§ **Required task**:
All of the material below is to be restated word for word, apart from the pictures.

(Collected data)
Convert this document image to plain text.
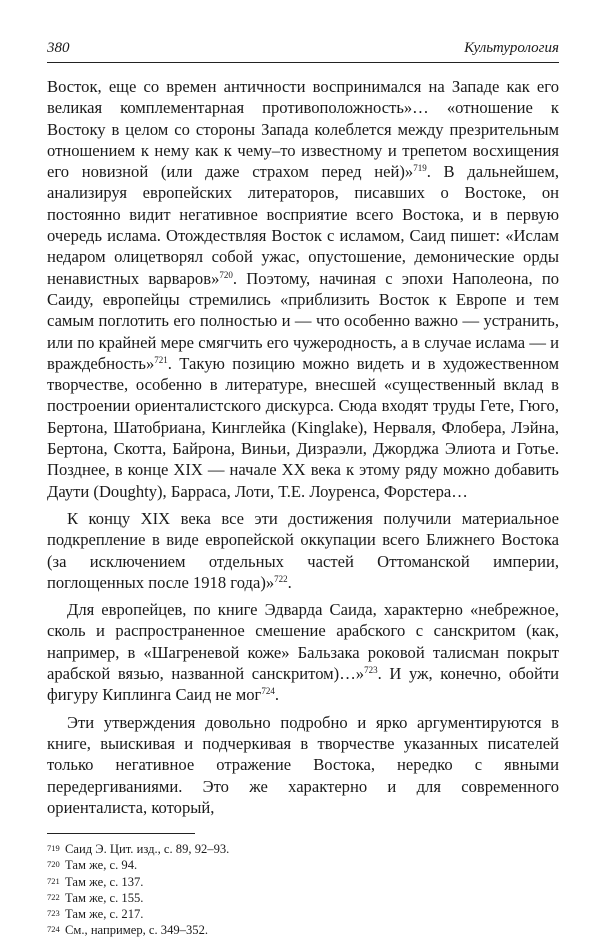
380	Культурология

Восток, еще со времен античности воспринимался на Западе как его великая комплементарная противоположность»… «отношение к Востоку в целом со стороны Запада колеблется между презрительным отношением к нему как к чему–то известному и трепетом восхищения его новизной (или даже страхом перед ней)»$^{719}$. В дальнейшем, анализируя европейских литераторов, писавших о Востоке, он постоянно видит негативное восприятие всего Востока, и в первую очередь ислама. Отождествляя Восток с исламом, Саид пишет: «Ислам недаром олицетворял собой ужас, опустошение, демонические орды ненавистных варваров»$^{720}$. Поэтому, начиная с эпохи Наполеона, по Саиду, европейцы стремились «приблизить Восток к Европе и тем самым поглотить его полностью и — что особенно важно — устранить, или по крайней мере смягчить его чужеродность, а в случае ислама — и враждебность»$^{721}$. Такую позицию можно видеть и в художественном творчестве, особенно в литературе, внесшей «существенный вклад в построении ориенталистского дискурса. Сюда входят труды Гете, Гюго, Бертона, Шатобриана, Кинглейка (Kinglake), Нерваля, Флобера, Лэйна, Бертона, Скотта, Байрона, Виньи, Дизраэли, Джорджа Элиота и Готье. Позднее, в конце XIX — начале XX века к этому ряду можно добавить Даути (Doughty), Барраса, Лоти, Т.Е. Лоуренса, Форстера…

К концу XIX века все эти достижения получили материальное подкрепление в виде европейской оккупации всего Ближнего Востока (за исключением отдельных частей Оттоманской империи, поглощенных после 1918 года)»$^{722}$.

Для европейцев, по книге Эдварда Саида, характерно «небрежное, сколь и распространенное смешение арабского с санскритом (как, например, в «Шагреневой коже» Бальзака роковой талисман покрыт арабской вязью, названной санскритом)…»$^{723}$. И уж, конечно, обойти фигуру Киплинга Саид не мог$^{724}$.

Эти утверждения довольно подробно и ярко аргументируются в книге, выискивая и подчеркивая в творчестве указанных писателей только негативное отражение Востока, нередко с явными передергиваниями. Это же характерно и для современного ориенталиста, который,

719 Саид Э. Цит. изд., с. 89, 92–93.
720 Там же, с. 94.
721 Там же, с. 137.
722 Там же, с. 155.
723 Там же, с. 217.
724 См., например, с. 349–352.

§ **Solution to the problem**:
Convert this document image to plain text.
380	Культурология

Восток, еще со времен античности воспринимался на Западе как его великая комплементарная противоположность»… «отношение к Востоку в целом со стороны Запада колеблется между презрительным отношением к нему как к чему–то известному и трепетом восхищения его новизной (или даже страхом перед ней)»$^{719}$. В дальнейшем, анализируя европейских литераторов, писавших о Востоке, он постоянно видит негативное восприятие всего Востока, и в первую очередь ислама. Отождествляя Восток с исламом, Саид пишет: «Ислам недаром олицетворял собой ужас, опустошение, демонические орды ненавистных варваров»$^{720}$. Поэтому, начиная с эпохи Наполеона, по Саиду, европейцы стремились «приблизить Восток к Европе и тем самым поглотить его полностью и — что особенно важно — устранить, или по крайней мере смягчить его чужеродность, а в случае ислама — и враждебность»$^{721}$. Такую позицию можно видеть и в художественном творчестве, особенно в литературе, внесшей «существенный вклад в построении ориенталистского дискурса. Сюда входят труды Гете, Гюго, Бертона, Шатобриана, Кинглейка (Kinglake), Нерваля, Флобера, Лэйна, Бертона, Скотта, Байрона, Виньи, Дизраэли, Джорджа Элиота и Готье. Позднее, в конце XIX — начале XX века к этому ряду можно добавить Даути (Doughty), Барраса, Лоти, Т.Е. Лоуренса, Форстера…

К концу XIX века все эти достижения получили материальное подкрепление в виде европейской оккупации всего Ближнего Востока (за исключением отдельных частей Оттоманской империи, поглощенных после 1918 года)»$^{722}$.

Для европейцев, по книге Эдварда Саида, характерно «небрежное, сколь и распространенное смешение арабского с санскритом (как, например, в «Шагреневой коже» Бальзака роковой талисман покрыт арабской вязью, названной санскритом)…»$^{723}$. И уж, конечно, обойти фигуру Киплинга Саид не мог$^{724}$.

Эти утверждения довольно подробно и ярко аргументируются в книге, выискивая и подчеркивая в творчестве указанных писателей только негативное отражение Востока, нередко с явными передергиваниями. Это же характерно и для современного ориенталиста, который,

719 Саид Э. Цит. изд., с. 89, 92–93.
720 Там же, с. 94.
721 Там же, с. 137.
722 Там же, с. 155.
723 Там же, с. 217.
724 См., например, с. 349–352.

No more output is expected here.